What is asked =
Would you restate all the data that follows, word for word?

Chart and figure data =
================

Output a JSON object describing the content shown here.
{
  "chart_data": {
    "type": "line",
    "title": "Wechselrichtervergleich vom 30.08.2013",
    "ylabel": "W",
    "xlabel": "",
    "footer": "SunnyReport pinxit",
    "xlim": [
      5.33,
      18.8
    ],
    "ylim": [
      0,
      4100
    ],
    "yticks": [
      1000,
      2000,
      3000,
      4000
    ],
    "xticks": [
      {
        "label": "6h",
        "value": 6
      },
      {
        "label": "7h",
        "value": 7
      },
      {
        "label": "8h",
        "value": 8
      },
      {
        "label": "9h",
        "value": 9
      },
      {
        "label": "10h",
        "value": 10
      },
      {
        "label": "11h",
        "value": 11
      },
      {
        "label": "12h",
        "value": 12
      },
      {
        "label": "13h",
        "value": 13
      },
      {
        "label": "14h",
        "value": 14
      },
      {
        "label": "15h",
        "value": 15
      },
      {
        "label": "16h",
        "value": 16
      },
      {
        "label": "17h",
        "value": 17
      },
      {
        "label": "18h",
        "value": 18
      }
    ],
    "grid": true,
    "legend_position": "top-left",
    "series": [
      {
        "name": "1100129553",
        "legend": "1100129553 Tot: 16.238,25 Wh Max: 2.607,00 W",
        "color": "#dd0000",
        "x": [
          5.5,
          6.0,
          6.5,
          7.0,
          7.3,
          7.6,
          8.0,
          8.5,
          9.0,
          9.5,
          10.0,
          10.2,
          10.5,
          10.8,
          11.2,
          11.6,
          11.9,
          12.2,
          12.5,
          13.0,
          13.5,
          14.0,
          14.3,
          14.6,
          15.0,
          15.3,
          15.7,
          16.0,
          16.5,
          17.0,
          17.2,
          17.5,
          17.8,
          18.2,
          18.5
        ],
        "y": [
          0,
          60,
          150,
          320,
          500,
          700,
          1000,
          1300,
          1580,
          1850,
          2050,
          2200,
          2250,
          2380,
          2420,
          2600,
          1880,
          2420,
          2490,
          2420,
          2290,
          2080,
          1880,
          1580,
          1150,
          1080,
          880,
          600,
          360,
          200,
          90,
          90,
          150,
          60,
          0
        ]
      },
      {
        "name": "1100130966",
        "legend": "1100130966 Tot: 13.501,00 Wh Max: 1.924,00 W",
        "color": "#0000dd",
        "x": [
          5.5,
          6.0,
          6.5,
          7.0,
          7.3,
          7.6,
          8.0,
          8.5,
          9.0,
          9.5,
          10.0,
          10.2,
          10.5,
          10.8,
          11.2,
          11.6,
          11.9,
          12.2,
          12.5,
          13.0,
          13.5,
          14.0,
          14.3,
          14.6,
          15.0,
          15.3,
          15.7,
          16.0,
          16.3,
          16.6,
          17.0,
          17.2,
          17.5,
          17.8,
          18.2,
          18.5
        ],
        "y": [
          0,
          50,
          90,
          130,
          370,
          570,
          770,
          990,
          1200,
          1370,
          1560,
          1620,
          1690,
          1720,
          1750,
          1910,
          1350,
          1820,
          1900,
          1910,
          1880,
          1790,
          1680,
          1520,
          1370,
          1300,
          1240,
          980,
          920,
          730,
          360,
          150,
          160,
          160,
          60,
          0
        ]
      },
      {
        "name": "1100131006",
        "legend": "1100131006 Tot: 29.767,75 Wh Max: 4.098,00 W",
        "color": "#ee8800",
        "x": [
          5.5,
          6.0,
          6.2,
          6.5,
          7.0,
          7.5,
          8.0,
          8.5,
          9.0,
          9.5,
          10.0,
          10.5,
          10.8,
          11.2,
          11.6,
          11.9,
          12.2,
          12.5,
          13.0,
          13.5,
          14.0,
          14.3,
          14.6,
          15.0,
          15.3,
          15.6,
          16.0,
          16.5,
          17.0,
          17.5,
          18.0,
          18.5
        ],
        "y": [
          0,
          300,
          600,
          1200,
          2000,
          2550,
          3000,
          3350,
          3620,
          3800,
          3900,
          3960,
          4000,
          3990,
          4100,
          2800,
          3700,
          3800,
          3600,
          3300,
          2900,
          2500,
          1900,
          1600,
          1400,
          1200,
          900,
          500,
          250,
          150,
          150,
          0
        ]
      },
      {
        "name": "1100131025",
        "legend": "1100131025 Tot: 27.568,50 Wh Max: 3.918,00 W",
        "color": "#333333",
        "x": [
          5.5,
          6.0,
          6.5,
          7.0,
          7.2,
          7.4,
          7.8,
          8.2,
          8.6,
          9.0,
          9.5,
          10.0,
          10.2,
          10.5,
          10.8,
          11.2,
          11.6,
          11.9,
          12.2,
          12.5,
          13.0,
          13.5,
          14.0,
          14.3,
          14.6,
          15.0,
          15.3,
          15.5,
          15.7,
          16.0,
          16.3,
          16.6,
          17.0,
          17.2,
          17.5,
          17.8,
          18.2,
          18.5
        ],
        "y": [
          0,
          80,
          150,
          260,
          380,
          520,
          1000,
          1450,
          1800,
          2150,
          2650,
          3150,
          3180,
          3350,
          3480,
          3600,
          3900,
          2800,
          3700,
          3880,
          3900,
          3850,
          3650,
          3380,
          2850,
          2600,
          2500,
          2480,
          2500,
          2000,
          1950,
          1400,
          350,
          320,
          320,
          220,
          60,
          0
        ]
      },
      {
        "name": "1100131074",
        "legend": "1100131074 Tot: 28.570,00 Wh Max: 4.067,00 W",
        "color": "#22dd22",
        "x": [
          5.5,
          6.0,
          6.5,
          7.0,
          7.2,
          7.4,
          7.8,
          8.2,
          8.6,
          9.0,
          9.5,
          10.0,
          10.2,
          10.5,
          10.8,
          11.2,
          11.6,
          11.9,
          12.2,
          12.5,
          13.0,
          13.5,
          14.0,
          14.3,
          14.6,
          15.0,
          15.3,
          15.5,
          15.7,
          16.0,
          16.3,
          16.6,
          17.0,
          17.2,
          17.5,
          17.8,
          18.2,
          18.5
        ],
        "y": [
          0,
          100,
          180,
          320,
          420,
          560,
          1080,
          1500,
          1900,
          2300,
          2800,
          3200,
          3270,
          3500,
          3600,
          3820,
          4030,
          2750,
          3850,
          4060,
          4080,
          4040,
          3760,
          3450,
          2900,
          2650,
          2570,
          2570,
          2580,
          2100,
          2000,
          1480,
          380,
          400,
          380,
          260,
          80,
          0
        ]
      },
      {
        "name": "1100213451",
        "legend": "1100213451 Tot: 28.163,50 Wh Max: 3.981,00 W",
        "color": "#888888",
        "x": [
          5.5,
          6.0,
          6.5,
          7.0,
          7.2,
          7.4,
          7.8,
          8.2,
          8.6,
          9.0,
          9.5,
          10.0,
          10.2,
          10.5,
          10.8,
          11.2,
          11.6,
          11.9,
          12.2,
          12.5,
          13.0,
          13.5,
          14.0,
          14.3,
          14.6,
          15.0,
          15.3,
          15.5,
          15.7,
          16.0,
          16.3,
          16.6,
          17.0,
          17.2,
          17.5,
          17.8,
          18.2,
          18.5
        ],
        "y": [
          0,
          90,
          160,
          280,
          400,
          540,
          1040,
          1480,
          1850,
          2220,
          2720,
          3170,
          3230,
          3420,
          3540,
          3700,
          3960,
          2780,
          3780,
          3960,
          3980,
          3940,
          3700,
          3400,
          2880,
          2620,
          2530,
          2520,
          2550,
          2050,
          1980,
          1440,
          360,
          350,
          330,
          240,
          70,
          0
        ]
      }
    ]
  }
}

================

Response to the exercise =
Output a JSON object describing the content shown here.
{
  "chart_data": {
    "type": "line",
    "title": "Wechselrichtervergleich vom 30.08.2013",
    "ylabel": "W",
    "xlabel": "",
    "footer": "SunnyReport pinxit",
    "xlim": [
      5.33,
      18.8
    ],
    "ylim": [
      0,
      4100
    ],
    "yticks": [
      1000,
      2000,
      3000,
      4000
    ],
    "xticks": [
      {
        "label": "6h",
        "value": 6
      },
      {
        "label": "7h",
        "value": 7
      },
      {
        "label": "8h",
        "value": 8
      },
      {
        "label": "9h",
        "value": 9
      },
      {
        "label": "10h",
        "value": 10
      },
      {
        "label": "11h",
        "value": 11
      },
      {
        "label": "12h",
        "value": 12
      },
      {
        "label": "13h",
        "value": 13
      },
      {
        "label": "14h",
        "value": 14
      },
      {
        "label": "15h",
        "value": 15
      },
      {
        "label": "16h",
        "value": 16
      },
      {
        "label": "17h",
        "value": 17
      },
      {
        "label": "18h",
        "value": 18
      }
    ],
    "grid": true,
    "legend_position": "top-left",
    "series": [
      {
        "name": "1100129553",
        "legend": "1100129553 Tot: 16.238,25 Wh Max: 2.607,00 W",
        "color": "#dd0000",
        "x": [
          5.5,
          6.0,
          6.5,
          7.0,
          7.3,
          7.6,
          8.0,
          8.5,
          9.0,
          9.5,
          10.0,
          10.2,
          10.5,
          10.8,
          11.2,
          11.6,
          11.9,
          12.2,
          12.5,
          13.0,
          13.5,
          14.0,
          14.3,
          14.6,
          15.0,
          15.3,
          15.7,
          16.0,
          16.5,
          17.0,
          17.2,
          17.5,
          17.8,
          18.2,
          18.5
        ],
        "y": [
          0,
          60,
          150,
          320,
          500,
          700,
          1000,
          1300,
          1580,
          1850,
          2050,
          2200,
          2250,
          2380,
          2420,
          2600,
          1880,
          2420,
          2490,
          2420,
          2290,
          2080,
          1880,
          1580,
          1150,
          1080,
          880,
          600,
          360,
          200,
          90,
          90,
          150,
          60,
          0
        ]
      },
      {
        "name": "1100130966",
        "legend": "1100130966 Tot: 13.501,00 Wh Max: 1.924,00 W",
        "color": "#0000dd",
        "x": [
          5.5,
          6.0,
          6.5,
          7.0,
          7.3,
          7.6,
          8.0,
          8.5,
          9.0,
          9.5,
          10.0,
          10.2,
          10.5,
          10.8,
          11.2,
          11.6,
          11.9,
          12.2,
          12.5,
          13.0,
          13.5,
          14.0,
          14.3,
          14.6,
          15.0,
          15.3,
          15.7,
          16.0,
          16.3,
          16.6,
          17.0,
          17.2,
          17.5,
          17.8,
          18.2,
          18.5
        ],
        "y": [
          0,
          50,
          90,
          130,
          370,
          570,
          770,
          990,
          1200,
          1370,
          1560,
          1620,
          1690,
          1720,
          1750,
          1910,
          1350,
          1820,
          1900,
          1910,
          1880,
          1790,
          1680,
          1520,
          1370,
          1300,
          1240,
          980,
          920,
          730,
          360,
          150,
          160,
          160,
          60,
          0
        ]
      },
      {
        "name": "1100131006",
        "legend": "1100131006 Tot: 29.767,75 Wh Max: 4.098,00 W",
        "color": "#ee8800",
        "x": [
          5.5,
          6.0,
          6.2,
          6.5,
          7.0,
          7.5,
          8.0,
          8.5,
          9.0,
          9.5,
          10.0,
          10.5,
          10.8,
          11.2,
          11.6,
          11.9,
          12.2,
          12.5,
          13.0,
          13.5,
          14.0,
          14.3,
          14.6,
          15.0,
          15.3,
          15.6,
          16.0,
          16.5,
          17.0,
          17.5,
          18.0,
          18.5
        ],
        "y": [
          0,
          300,
          600,
          1200,
          2000,
          2550,
          3000,
          3350,
          3620,
          3800,
          3900,
          3960,
          4000,
          3990,
          4100,
          2800,
          3700,
          3800,
          3600,
          3300,
          2900,
          2500,
          1900,
          1600,
          1400,
          1200,
          900,
          500,
          250,
          150,
          150,
          0
        ]
      },
      {
        "name": "1100131025",
        "legend": "1100131025 Tot: 27.568,50 Wh Max: 3.918,00 W",
        "color": "#333333",
        "x": [
          5.5,
          6.0,
          6.5,
          7.0,
          7.2,
          7.4,
          7.8,
          8.2,
          8.6,
          9.0,
          9.5,
          10.0,
          10.2,
          10.5,
          10.8,
          11.2,
          11.6,
          11.9,
          12.2,
          12.5,
          13.0,
          13.5,
          14.0,
          14.3,
          14.6,
          15.0,
          15.3,
          15.5,
          15.7,
          16.0,
          16.3,
          16.6,
          17.0,
          17.2,
          17.5,
          17.8,
          18.2,
          18.5
        ],
        "y": [
          0,
          80,
          150,
          260,
          380,
          520,
          1000,
          1450,
          1800,
          2150,
          2650,
          3150,
          3180,
          3350,
          3480,
          3600,
          3900,
          2800,
          3700,
          3880,
          3900,
          3850,
          3650,
          3380,
          2850,
          2600,
          2500,
          2480,
          2500,
          2000,
          1950,
          1400,
          350,
          320,
          320,
          220,
          60,
          0
        ]
      },
      {
        "name": "1100131074",
        "legend": "1100131074 Tot: 28.570,00 Wh Max: 4.067,00 W",
        "color": "#22dd22",
        "x": [
          5.5,
          6.0,
          6.5,
          7.0,
          7.2,
          7.4,
          7.8,
          8.2,
          8.6,
          9.0,
          9.5,
          10.0,
          10.2,
          10.5,
          10.8,
          11.2,
          11.6,
          11.9,
          12.2,
          12.5,
          13.0,
          13.5,
          14.0,
          14.3,
          14.6,
          15.0,
          15.3,
          15.5,
          15.7,
          16.0,
          16.3,
          16.6,
          17.0,
          17.2,
          17.5,
          17.8,
          18.2,
          18.5
        ],
        "y": [
          0,
          100,
          180,
          320,
          420,
          560,
          1080,
          1500,
          1900,
          2300,
          2800,
          3200,
          3270,
          3500,
          3600,
          3820,
          4030,
          2750,
          3850,
          4060,
          4080,
          4040,
          3760,
          3450,
          2900,
          2650,
          2570,
          2570,
          2580,
          2100,
          2000,
          1480,
          380,
          400,
          380,
          260,
          80,
          0
        ]
      },
      {
        "name": "1100213451",
        "legend": "1100213451 Tot: 28.163,50 Wh Max: 3.981,00 W",
        "color": "#888888",
        "x": [
          5.5,
          6.0,
          6.5,
          7.0,
          7.2,
          7.4,
          7.8,
          8.2,
          8.6,
          9.0,
          9.5,
          10.0,
          10.2,
          10.5,
          10.8,
          11.2,
          11.6,
          11.9,
          12.2,
          12.5,
          13.0,
          13.5,
          14.0,
          14.3,
          14.6,
          15.0,
          15.3,
          15.5,
          15.7,
          16.0,
          16.3,
          16.6,
          17.0,
          17.2,
          17.5,
          17.8,
          18.2,
          18.5
        ],
        "y": [
          0,
          90,
          160,
          280,
          400,
          540,
          1040,
          1480,
          1850,
          2220,
          2720,
          3170,
          3230,
          3420,
          3540,
          3700,
          3960,
          2780,
          3780,
          3960,
          3980,
          3940,
          3700,
          3400,
          2880,
          2620,
          2530,
          2520,
          2550,
          2050,
          1980,
          1440,
          360,
          350,
          330,
          240,
          70,
          0
        ]
      }
    ]
  }
}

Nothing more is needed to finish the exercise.